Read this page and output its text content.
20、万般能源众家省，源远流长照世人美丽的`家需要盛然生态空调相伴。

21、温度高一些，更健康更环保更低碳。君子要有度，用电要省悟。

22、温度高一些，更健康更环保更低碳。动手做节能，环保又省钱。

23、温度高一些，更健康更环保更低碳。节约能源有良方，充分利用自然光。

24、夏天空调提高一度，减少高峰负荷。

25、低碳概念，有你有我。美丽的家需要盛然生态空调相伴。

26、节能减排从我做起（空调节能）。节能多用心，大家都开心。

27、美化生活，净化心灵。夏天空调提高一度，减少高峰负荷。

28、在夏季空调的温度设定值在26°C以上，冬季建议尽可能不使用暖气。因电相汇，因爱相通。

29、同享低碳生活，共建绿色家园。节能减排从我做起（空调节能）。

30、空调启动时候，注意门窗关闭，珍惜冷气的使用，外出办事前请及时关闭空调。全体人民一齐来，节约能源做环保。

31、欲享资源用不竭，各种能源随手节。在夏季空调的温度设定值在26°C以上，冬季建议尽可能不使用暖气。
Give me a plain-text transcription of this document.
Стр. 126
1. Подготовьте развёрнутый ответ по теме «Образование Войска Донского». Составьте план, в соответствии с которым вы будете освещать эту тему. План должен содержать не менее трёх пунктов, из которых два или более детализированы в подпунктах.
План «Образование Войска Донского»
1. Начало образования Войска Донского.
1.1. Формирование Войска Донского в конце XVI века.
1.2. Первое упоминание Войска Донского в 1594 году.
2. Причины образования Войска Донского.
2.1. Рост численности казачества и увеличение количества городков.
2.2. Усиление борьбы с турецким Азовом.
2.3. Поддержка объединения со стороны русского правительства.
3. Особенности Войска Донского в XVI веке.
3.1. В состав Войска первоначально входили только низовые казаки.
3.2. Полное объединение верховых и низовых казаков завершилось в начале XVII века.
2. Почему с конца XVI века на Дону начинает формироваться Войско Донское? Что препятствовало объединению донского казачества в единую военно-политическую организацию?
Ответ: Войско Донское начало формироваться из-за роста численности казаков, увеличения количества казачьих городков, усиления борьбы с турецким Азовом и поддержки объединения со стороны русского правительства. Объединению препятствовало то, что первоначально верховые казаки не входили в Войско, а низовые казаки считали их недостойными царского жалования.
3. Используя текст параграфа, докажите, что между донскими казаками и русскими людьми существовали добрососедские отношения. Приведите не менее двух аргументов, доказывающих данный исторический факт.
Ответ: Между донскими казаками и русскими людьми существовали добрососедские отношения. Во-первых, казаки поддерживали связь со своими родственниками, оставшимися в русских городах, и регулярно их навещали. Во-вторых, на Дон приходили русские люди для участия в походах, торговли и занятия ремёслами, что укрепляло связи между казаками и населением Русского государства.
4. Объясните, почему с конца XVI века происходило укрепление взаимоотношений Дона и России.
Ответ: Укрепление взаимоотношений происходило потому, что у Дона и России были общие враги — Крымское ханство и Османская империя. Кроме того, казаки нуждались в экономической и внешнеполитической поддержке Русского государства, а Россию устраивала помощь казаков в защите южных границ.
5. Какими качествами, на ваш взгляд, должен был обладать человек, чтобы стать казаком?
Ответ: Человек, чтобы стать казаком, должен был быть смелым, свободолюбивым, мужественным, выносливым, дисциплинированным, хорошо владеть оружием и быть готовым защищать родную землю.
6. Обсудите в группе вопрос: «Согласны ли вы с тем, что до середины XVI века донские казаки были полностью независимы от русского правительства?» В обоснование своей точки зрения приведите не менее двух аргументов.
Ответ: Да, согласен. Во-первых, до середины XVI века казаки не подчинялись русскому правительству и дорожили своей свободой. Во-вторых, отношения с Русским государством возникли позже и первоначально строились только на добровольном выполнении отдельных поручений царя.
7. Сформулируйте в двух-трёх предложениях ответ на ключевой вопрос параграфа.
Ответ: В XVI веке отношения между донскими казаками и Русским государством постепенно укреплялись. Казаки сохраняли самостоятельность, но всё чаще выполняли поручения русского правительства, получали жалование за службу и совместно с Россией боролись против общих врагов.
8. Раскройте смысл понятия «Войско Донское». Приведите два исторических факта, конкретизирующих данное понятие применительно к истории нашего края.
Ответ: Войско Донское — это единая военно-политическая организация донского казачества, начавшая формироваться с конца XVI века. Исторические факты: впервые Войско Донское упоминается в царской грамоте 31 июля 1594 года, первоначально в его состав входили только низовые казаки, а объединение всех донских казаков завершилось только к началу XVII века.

What to do: Copy down the material exactly as written.

Output for this task:
Read this page and output its text content.
20、万般能源众家省，源远流长照世人美丽的`家需要盛然生态空调相伴。

21、温度高一些，更健康更环保更低碳。君子要有度，用电要省悟。

22、温度高一些，更健康更环保更低碳。动手做节能，环保又省钱。

23、温度高一些，更健康更环保更低碳。节约能源有良方，充分利用自然光。

24、夏天空调提高一度，减少高峰负荷。

25、低碳概念，有你有我。美丽的家需要盛然生态空调相伴。

26、节能减排从我做起（空调节能）。节能多用心，大家都开心。

27、美化生活，净化心灵。夏天空调提高一度，减少高峰负荷。

28、在夏季空调的温度设定值在26°C以上，冬季建议尽可能不使用暖气。因电相汇，因爱相通。

29、同享低碳生活，共建绿色家园。节能减排从我做起（空调节能）。

30、空调启动时候，注意门窗关闭，珍惜冷气的使用，外出办事前请及时关闭空调。全体人民一齐来，节约能源做环保。

31、欲享资源用不竭，各种能源随手节。在夏季空调的温度设定值在26°C以上，冬季建议尽可能不使用暖气。
Give me a plain-text transcription of this document.
Стр. 126
1. Подготовьте развёрнутый ответ по теме «Образование Войска Донского». Составьте план, в соответствии с которым вы будете освещать эту тему. План должен содержать не менее трёх пунктов, из которых два или более детализированы в подпунктах.
План «Образование Войска Донского»
1. Начало образования Войска Донского.
1.1. Формирование Войска Донского в конце XVI века.
1.2. Первое упоминание Войска Донского в 1594 году.
2. Причины образования Войска Донского.
2.1. Рост численности казачества и увеличение количества городков.
2.2. Усиление борьбы с турецким Азовом.
2.3. Поддержка объединения со стороны русского правительства.
3. Особенности Войска Донского в XVI веке.
3.1. В состав Войска первоначально входили только низовые казаки.
3.2. Полное объединение верховых и низовых казаков завершилось в начале XVII века.
2. Почему с конца XVI века на Дону начинает формироваться Войско Донское? Что препятствовало объединению донского казачества в единую военно-политическую организацию?
Ответ: Войско Донское начало формироваться из-за роста численности казаков, увеличения количества казачьих городков, усиления борьбы с турецким Азовом и поддержки объединения со стороны русского правительства. Объединению препятствовало то, что первоначально верховые казаки не входили в Войско, а низовые казаки считали их недостойными царского жалования.
3. Используя текст параграфа, докажите, что между донскими казаками и русскими людьми существовали добрососедские отношения. Приведите не менее двух аргументов, доказывающих данный исторический факт.
Ответ: Между донскими казаками и русскими людьми существовали добрососедские отношения. Во-первых, казаки поддерживали связь со своими родственниками, оставшимися в русских городах, и регулярно их навещали. Во-вторых, на Дон приходили русские люди для участия в походах, торговли и занятия ремёслами, что укрепляло связи между казаками и населением Русского государства.
4. Объясните, почему с конца XVI века происходило укрепление взаимоотношений Дона и России.
Ответ: Укрепление взаимоотношений происходило потому, что у Дона и России были общие враги — Крымское ханство и Османская империя. Кроме того, казаки нуждались в экономической и внешнеполитической поддержке Русского государства, а Россию устраивала помощь казаков в защите южных границ.
5. Какими качествами, на ваш взгляд, должен был обладать человек, чтобы стать казаком?
Ответ: Человек, чтобы стать казаком, должен был быть смелым, свободолюбивым, мужественным, выносливым, дисциплинированным, хорошо владеть оружием и быть готовым защищать родную землю.
6. Обсудите в группе вопрос: «Согласны ли вы с тем, что до середины XVI века донские казаки были полностью независимы от русского правительства?» В обоснование своей точки зрения приведите не менее двух аргументов.
Ответ: Да, согласен. Во-первых, до середины XVI века казаки не подчинялись русскому правительству и дорожили своей свободой. Во-вторых, отношения с Русским государством возникли позже и первоначально строились только на добровольном выполнении отдельных поручений царя.
7. Сформулируйте в двух-трёх предложениях ответ на ключевой вопрос параграфа.
Ответ: В XVI веке отношения между донскими казаками и Русским государством постепенно укреплялись. Казаки сохраняли самостоятельность, но всё чаще выполняли поручения русского правительства, получали жалование за службу и совместно с Россией боролись против общих врагов.
8. Раскройте смысл понятия «Войско Донское». Приведите два исторических факта, конкретизирующих данное понятие применительно к истории нашего края.
Ответ: Войско Донское — это единая военно-политическая организация донского казачества, начавшая формироваться с конца XVI века. Исторические факты: впервые Войско Донское упоминается в царской грамоте 31 июля 1594 года, первоначально в его состав входили только низовые казаки, а объединение всех донских казаков завершилось только к началу XVII века.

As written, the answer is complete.